Data provided:
Begin

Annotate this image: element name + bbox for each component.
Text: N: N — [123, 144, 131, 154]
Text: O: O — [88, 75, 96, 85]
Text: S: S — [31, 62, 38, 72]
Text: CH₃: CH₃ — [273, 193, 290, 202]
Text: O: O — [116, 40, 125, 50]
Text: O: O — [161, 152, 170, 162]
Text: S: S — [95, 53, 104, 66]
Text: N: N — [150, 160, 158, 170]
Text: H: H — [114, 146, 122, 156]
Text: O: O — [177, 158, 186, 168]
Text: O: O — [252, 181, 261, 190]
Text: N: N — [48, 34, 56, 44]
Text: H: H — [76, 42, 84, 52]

End

Task brief: Update the lines above by changing each "Text" to "Label", keeping everything else the same.

Finished exercise:
Annotate this image: element name + bbox for each component.
Label: N: N — [123, 144, 131, 154]
Label: O: O — [88, 75, 96, 85]
Label: S: S — [31, 62, 38, 72]
Label: CH₃: CH₃ — [273, 193, 290, 202]
Label: O: O — [116, 40, 125, 50]
Label: O: O — [161, 152, 170, 162]
Label: S: S — [95, 53, 104, 66]
Label: N: N — [150, 160, 158, 170]
Label: H: H — [114, 146, 122, 156]
Label: O: O — [177, 158, 186, 168]
Label: O: O — [252, 181, 261, 190]
Label: N: N — [48, 34, 56, 44]
Label: H: H — [76, 42, 84, 52]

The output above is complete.